[WHAT THIS TASK INVOLVES]:
Pick every line from the data that holds the word "skin".
***** PROVIDED DATA *****
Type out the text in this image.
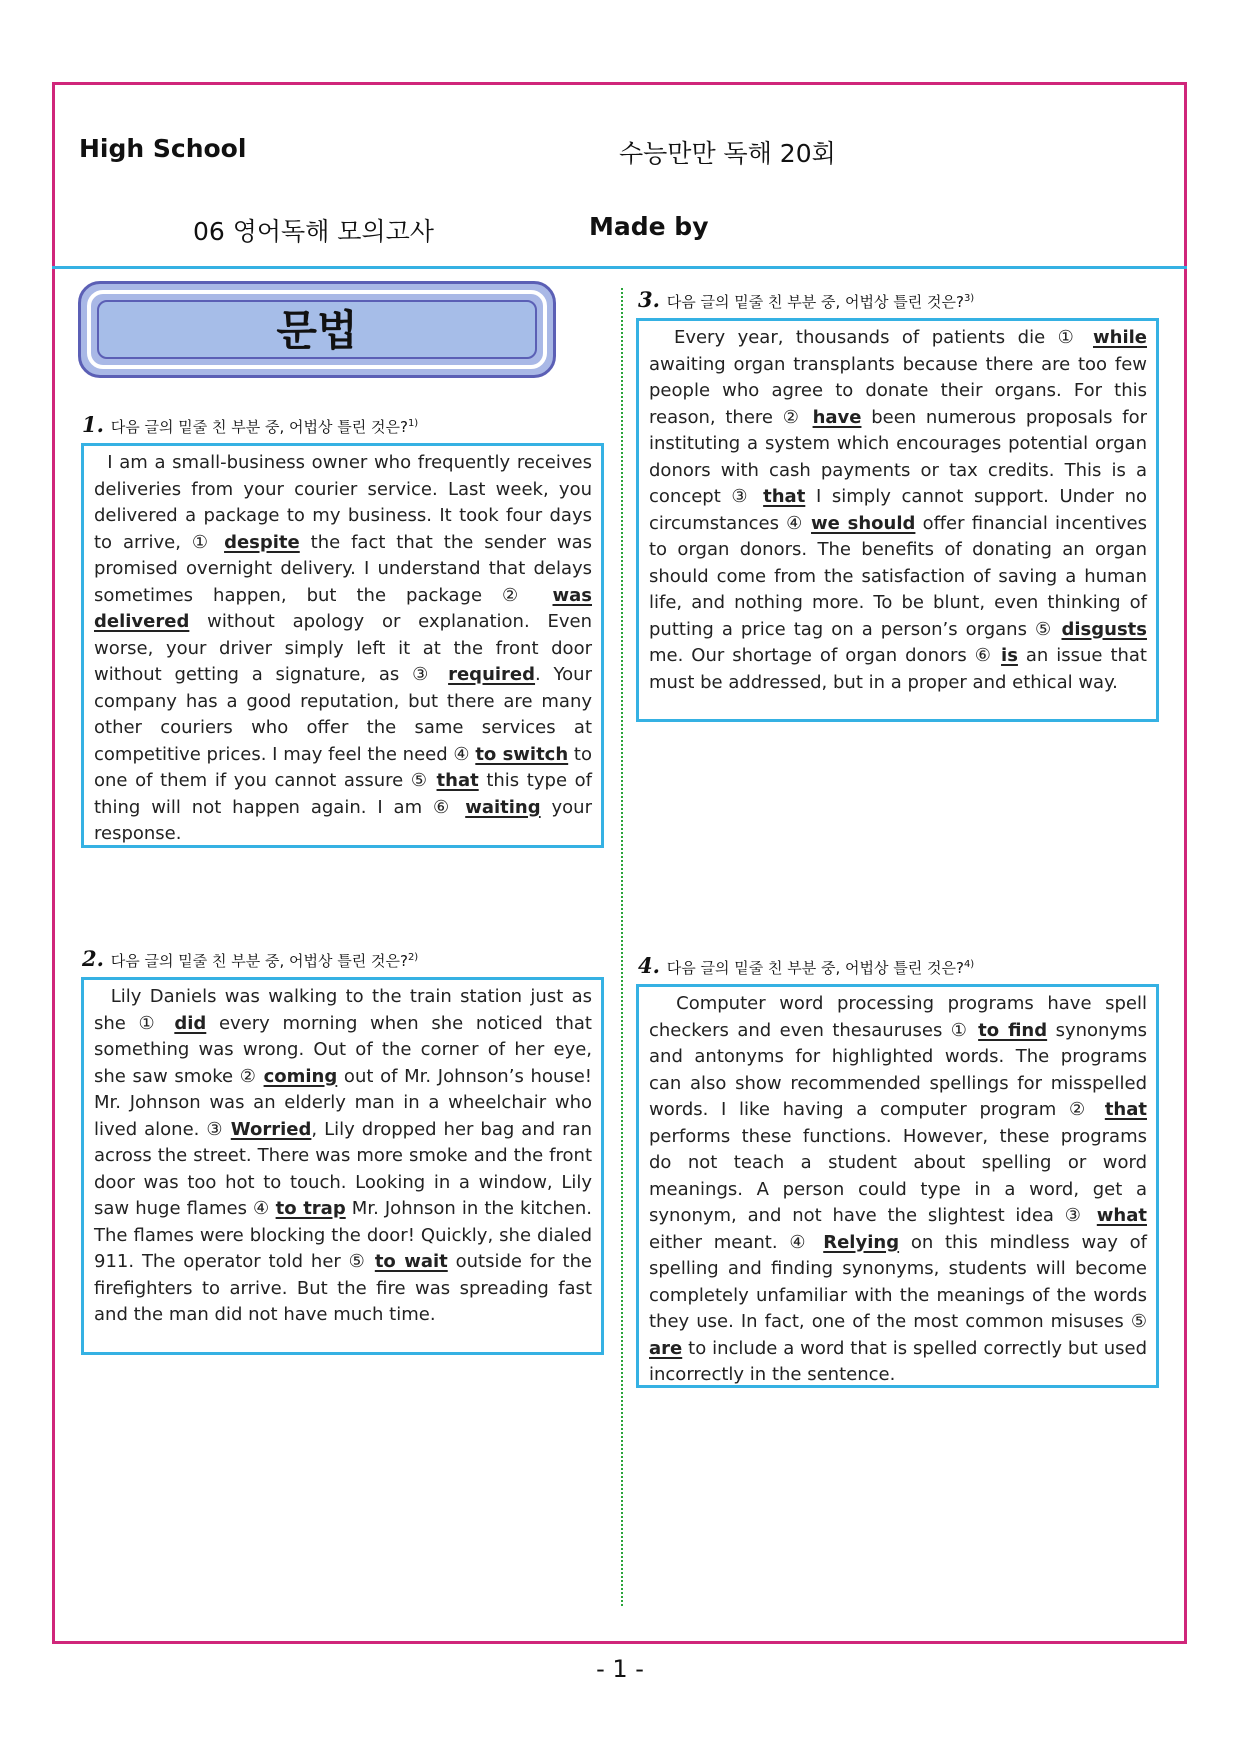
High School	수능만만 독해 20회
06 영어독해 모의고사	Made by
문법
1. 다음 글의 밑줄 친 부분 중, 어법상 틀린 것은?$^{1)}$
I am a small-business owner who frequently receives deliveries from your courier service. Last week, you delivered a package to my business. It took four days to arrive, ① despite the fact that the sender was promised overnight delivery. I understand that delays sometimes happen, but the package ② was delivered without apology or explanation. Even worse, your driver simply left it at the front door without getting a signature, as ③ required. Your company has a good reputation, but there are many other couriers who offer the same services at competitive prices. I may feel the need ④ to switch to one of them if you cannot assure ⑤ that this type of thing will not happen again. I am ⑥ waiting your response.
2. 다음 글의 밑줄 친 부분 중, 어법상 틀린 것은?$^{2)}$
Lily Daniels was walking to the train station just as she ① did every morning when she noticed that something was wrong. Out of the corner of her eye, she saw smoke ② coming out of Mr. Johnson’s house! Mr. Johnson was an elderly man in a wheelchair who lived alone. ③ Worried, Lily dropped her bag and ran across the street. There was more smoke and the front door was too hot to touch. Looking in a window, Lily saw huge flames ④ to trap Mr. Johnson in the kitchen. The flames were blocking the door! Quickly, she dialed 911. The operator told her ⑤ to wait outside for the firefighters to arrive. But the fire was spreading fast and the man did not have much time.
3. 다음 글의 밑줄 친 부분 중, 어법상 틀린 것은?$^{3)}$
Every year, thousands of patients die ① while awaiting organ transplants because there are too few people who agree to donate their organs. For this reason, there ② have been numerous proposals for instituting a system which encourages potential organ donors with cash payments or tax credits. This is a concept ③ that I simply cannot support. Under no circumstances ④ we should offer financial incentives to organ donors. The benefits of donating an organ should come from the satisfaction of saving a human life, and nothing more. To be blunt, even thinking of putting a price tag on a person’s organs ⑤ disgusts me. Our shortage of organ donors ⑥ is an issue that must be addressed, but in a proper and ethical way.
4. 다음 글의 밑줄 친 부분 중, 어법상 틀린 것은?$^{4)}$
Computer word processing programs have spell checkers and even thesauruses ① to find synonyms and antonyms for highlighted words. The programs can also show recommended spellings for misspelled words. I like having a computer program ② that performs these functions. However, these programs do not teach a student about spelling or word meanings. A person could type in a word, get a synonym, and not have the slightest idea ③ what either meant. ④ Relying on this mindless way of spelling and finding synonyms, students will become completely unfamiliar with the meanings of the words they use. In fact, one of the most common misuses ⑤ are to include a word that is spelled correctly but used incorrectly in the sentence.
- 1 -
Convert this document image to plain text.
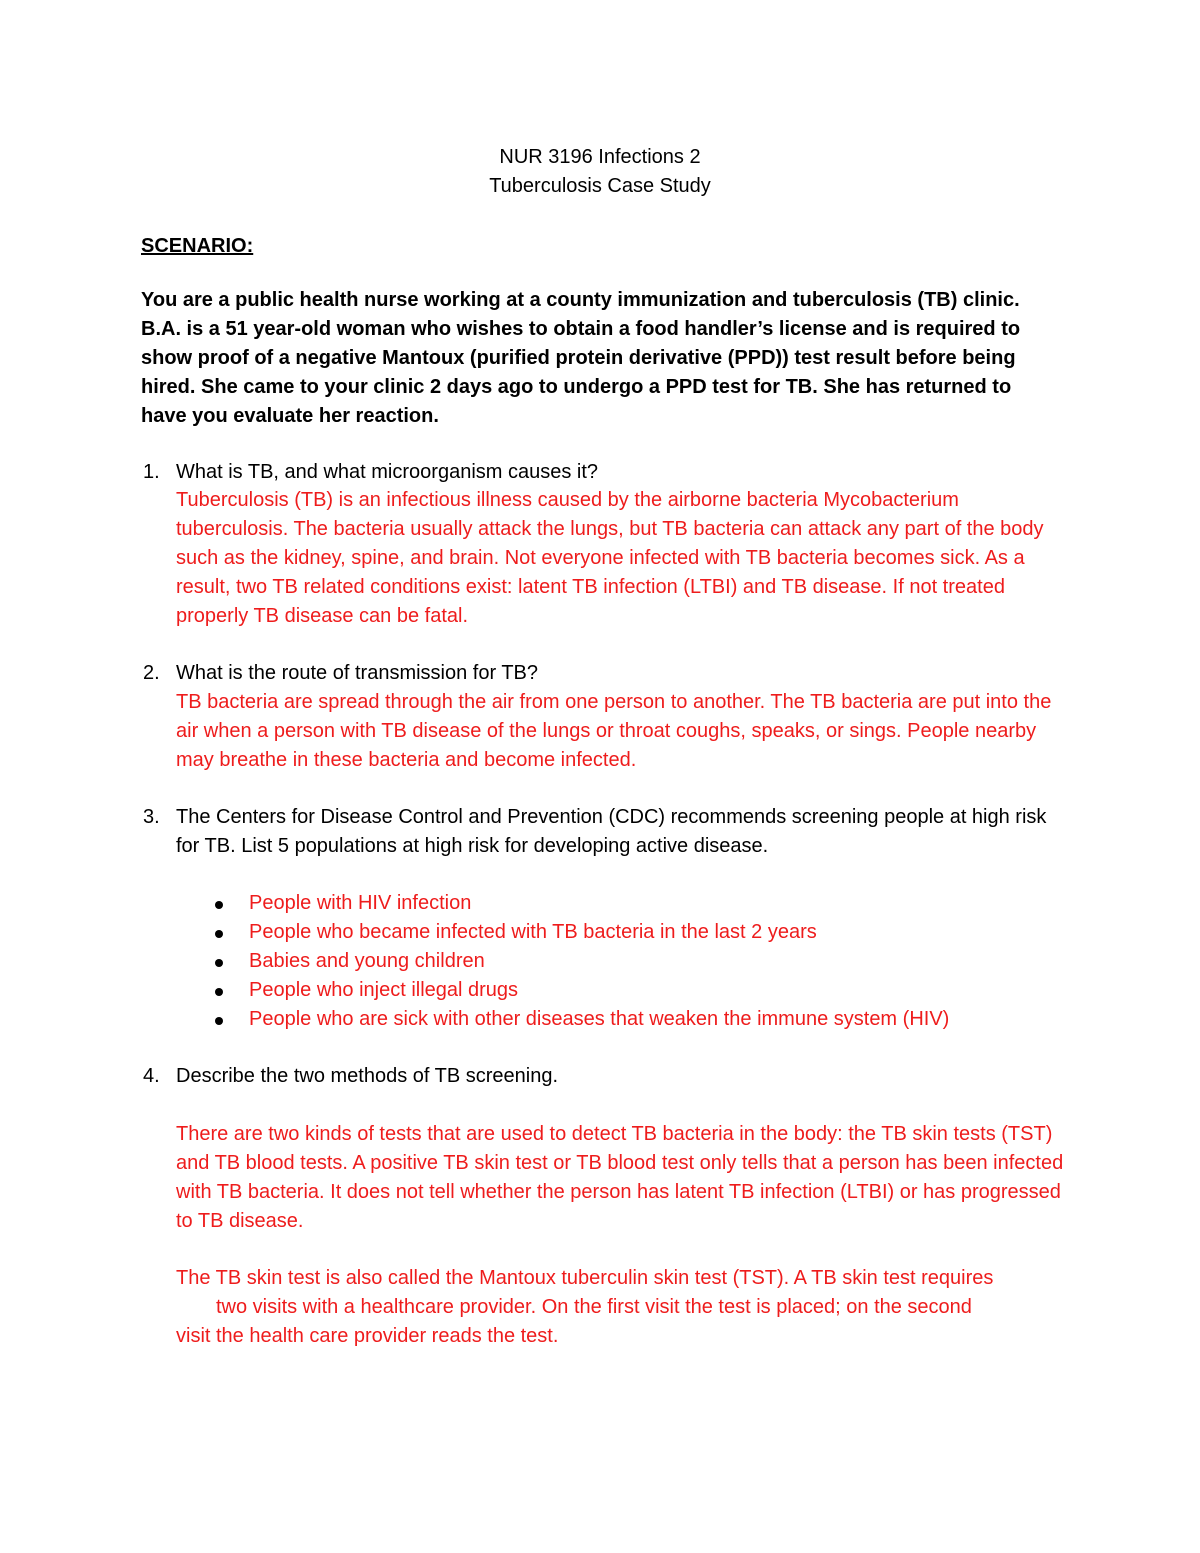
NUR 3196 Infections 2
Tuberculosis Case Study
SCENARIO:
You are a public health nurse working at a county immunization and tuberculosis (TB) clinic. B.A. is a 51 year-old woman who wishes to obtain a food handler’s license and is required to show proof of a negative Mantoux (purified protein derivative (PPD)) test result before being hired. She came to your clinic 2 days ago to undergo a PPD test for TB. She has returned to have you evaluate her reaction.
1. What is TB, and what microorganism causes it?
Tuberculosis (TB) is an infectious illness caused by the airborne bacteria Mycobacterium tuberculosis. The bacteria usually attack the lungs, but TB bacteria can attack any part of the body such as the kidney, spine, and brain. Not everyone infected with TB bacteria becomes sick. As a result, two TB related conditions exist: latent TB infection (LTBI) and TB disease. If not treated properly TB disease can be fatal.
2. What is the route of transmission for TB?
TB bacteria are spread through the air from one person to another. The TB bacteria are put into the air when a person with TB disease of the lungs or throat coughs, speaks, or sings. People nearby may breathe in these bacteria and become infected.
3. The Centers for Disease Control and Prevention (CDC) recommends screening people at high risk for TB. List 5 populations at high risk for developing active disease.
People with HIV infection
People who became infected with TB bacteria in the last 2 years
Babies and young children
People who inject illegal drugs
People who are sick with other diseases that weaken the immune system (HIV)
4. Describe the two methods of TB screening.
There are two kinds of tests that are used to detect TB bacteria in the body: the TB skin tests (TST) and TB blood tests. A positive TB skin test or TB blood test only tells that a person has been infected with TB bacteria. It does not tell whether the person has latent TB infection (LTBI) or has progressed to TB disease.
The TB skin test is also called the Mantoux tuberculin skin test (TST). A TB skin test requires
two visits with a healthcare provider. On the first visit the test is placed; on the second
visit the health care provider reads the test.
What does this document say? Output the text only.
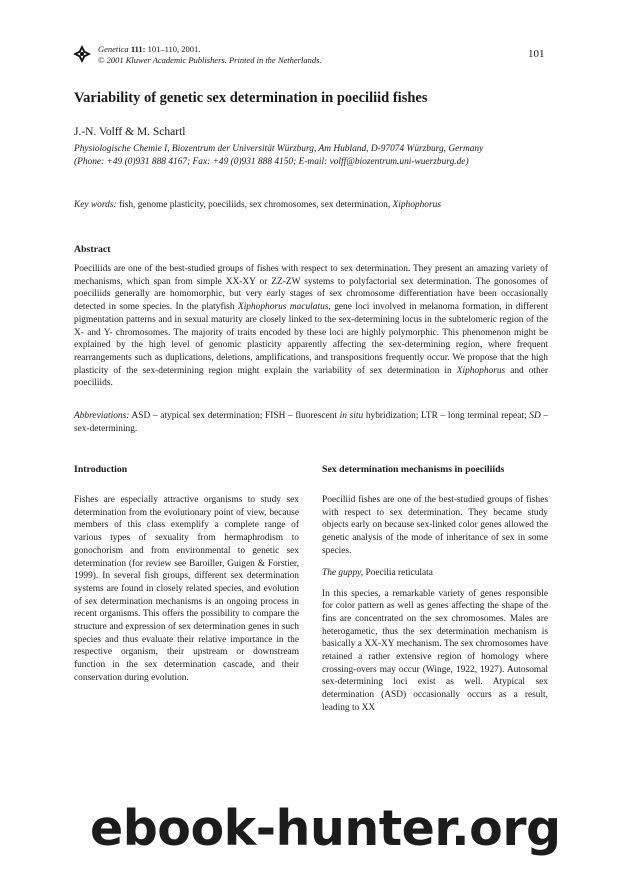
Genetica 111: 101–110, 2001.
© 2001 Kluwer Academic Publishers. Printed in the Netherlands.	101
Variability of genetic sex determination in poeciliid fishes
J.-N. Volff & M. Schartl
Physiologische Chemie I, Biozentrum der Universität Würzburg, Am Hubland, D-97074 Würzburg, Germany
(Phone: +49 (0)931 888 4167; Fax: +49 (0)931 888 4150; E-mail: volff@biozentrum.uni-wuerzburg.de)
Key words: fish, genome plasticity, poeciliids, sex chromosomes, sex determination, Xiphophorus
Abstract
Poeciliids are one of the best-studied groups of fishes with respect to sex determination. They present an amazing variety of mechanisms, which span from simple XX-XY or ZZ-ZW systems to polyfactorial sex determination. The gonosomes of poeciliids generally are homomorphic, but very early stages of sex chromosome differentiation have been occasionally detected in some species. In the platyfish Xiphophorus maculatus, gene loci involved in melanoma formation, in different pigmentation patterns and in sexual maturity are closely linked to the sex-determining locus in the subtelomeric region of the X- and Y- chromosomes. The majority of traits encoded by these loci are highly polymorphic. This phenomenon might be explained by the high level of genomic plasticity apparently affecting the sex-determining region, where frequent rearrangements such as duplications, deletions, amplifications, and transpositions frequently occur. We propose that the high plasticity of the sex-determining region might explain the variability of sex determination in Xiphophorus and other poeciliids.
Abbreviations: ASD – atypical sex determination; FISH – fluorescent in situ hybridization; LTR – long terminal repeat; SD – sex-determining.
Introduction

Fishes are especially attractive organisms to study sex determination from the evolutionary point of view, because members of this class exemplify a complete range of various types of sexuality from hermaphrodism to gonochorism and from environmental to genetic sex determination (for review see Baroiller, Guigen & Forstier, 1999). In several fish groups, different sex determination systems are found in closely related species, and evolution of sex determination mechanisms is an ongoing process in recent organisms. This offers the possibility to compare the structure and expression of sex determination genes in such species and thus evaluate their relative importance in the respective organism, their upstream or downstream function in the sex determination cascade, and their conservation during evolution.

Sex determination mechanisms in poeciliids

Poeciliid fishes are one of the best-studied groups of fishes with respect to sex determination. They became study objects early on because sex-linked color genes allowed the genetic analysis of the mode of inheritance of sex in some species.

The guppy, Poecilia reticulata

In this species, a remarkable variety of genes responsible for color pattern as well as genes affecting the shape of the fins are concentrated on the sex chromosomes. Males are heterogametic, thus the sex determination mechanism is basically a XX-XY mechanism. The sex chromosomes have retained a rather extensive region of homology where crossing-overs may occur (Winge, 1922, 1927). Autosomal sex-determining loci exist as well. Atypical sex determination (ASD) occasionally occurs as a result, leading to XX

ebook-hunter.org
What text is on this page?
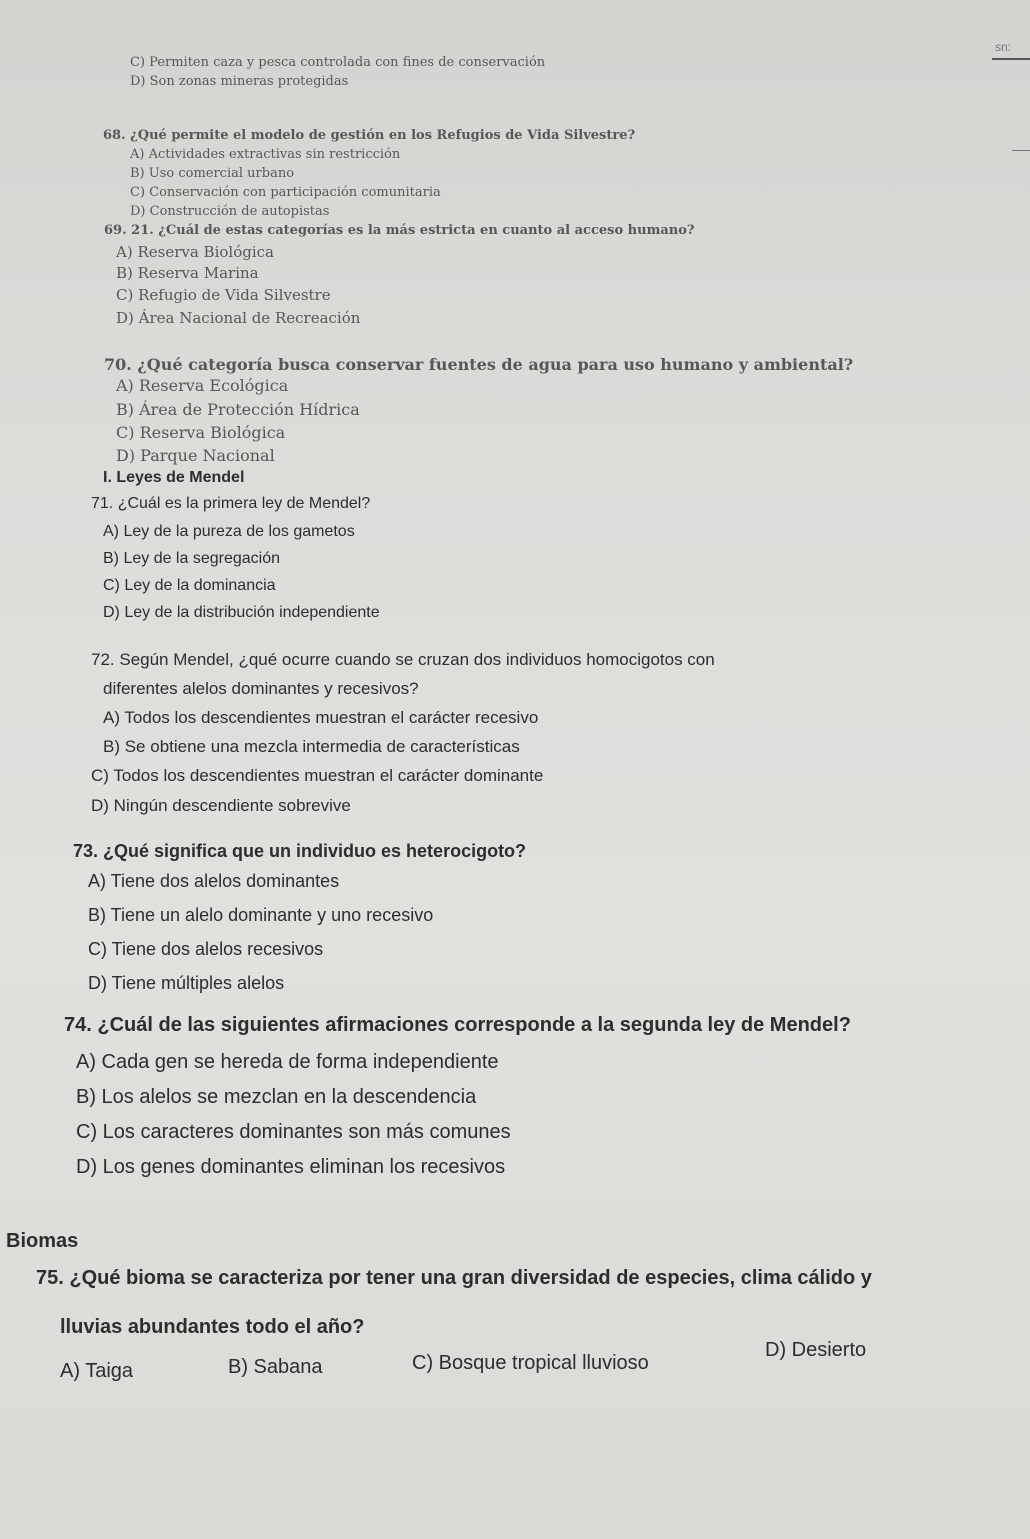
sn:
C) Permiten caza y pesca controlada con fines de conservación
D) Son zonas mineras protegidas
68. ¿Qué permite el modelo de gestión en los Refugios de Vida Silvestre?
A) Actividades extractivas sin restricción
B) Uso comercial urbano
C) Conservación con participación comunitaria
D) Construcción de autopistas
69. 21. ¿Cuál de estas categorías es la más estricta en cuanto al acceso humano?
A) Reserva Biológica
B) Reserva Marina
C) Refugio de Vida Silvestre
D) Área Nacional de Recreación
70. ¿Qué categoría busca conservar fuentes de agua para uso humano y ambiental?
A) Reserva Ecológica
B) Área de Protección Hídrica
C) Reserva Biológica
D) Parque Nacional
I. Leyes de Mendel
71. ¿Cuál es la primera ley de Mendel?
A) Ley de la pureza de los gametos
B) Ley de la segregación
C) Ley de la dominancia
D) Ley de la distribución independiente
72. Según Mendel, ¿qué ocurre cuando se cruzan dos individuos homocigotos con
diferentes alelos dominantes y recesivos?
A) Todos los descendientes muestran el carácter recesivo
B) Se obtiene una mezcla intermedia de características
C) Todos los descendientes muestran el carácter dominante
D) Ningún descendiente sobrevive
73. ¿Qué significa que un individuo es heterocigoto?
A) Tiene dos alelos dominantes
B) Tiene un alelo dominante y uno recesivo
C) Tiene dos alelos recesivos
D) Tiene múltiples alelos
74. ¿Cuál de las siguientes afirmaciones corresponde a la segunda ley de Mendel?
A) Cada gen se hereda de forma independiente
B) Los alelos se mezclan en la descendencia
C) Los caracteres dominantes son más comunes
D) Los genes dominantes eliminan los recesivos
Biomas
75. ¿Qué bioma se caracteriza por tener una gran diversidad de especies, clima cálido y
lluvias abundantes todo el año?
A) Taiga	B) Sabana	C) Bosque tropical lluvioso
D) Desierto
*****
[OUTPUT OF THE EXERCISE]:
There are two kinds of tests that are used to detect TB bacteria in the body: the TB skin tests (TST) and TB blood tests. A positive TB skin test or TB blood test only tells that a person has been infected with TB bacteria. It does not tell whether the person has latent TB infection (LTBI) or has progressed to TB disease.
The TB skin test is also called the Mantoux tuberculin skin test (TST). A TB skin test requires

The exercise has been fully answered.